[begin Data provided]

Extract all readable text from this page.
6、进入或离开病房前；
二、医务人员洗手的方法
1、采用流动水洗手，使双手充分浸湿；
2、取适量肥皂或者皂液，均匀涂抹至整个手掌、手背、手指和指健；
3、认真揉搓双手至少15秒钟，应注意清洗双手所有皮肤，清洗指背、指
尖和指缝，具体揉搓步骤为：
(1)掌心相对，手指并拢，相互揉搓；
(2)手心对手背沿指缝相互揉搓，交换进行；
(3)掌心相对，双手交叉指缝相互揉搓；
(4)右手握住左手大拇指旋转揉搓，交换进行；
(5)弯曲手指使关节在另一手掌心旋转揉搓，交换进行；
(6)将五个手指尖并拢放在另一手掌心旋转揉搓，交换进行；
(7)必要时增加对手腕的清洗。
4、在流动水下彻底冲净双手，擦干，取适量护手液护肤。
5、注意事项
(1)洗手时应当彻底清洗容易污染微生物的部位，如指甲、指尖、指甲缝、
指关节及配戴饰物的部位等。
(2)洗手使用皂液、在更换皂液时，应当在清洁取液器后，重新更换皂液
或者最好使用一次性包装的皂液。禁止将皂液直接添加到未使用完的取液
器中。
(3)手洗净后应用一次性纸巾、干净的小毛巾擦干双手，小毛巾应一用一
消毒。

[end Data provided]

Locate each line with the word "交换进行" and copy it.

Full answer:
(2)手心对手背沿指缝相互揉搓，交换进行；
(4)右手握住左手大拇指旋转揉搓，交换进行；
(5)弯曲手指使关节在另一手掌心旋转揉搓，交换进行；
(6)将五个手指尖并拢放在另一手掌心旋转揉搓，交换进行；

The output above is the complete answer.